◆ Task ◆
Extract all of the entries and set them down verbatim.

Entries from a dataset
----------

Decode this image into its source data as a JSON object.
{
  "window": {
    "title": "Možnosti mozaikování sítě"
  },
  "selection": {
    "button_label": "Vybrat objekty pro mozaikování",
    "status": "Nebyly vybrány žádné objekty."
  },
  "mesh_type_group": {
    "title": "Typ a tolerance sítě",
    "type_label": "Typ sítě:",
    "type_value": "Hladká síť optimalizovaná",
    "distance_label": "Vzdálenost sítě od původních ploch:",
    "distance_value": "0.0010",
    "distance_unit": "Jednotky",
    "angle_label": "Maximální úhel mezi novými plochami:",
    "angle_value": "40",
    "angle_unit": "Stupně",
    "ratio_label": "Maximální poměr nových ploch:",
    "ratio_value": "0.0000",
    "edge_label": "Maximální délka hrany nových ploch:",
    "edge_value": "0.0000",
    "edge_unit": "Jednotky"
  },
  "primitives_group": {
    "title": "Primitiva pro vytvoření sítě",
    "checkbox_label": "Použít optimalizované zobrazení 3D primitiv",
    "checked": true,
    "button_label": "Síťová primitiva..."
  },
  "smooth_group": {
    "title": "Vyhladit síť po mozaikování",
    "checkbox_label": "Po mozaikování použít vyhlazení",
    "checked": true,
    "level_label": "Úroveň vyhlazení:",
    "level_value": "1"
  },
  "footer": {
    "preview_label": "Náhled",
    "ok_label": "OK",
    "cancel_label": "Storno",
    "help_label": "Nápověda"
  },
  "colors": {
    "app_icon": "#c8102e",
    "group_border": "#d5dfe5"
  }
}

----------

◆ Correct response ◆
Decode this image into its source data as a JSON object.
{
  "window": {
    "title": "Možnosti mozaikování sítě"
  },
  "selection": {
    "button_label": "Vybrat objekty pro mozaikování",
    "status": "Nebyly vybrány žádné objekty."
  },
  "mesh_type_group": {
    "title": "Typ a tolerance sítě",
    "type_label": "Typ sítě:",
    "type_value": "Hladká síť optimalizovaná",
    "distance_label": "Vzdálenost sítě od původních ploch:",
    "distance_value": "0.0010",
    "distance_unit": "Jednotky",
    "angle_label": "Maximální úhel mezi novými plochami:",
    "angle_value": "40",
    "angle_unit": "Stupně",
    "ratio_label": "Maximální poměr nových ploch:",
    "ratio_value": "0.0000",
    "edge_label": "Maximální délka hrany nových ploch:",
    "edge_value": "0.0000",
    "edge_unit": "Jednotky"
  },
  "primitives_group": {
    "title": "Primitiva pro vytvoření sítě",
    "checkbox_label": "Použít optimalizované zobrazení 3D primitiv",
    "checked": true,
    "button_label": "Síťová primitiva..."
  },
  "smooth_group": {
    "title": "Vyhladit síť po mozaikování",
    "checkbox_label": "Po mozaikování použít vyhlazení",
    "checked": true,
    "level_label": "Úroveň vyhlazení:",
    "level_value": "1"
  },
  "footer": {
    "preview_label": "Náhled",
    "ok_label": "OK",
    "cancel_label": "Storno",
    "help_label": "Nápověda"
  },
  "colors": {
    "app_icon": "#c8102e",
    "group_border": "#d5dfe5"
  }
}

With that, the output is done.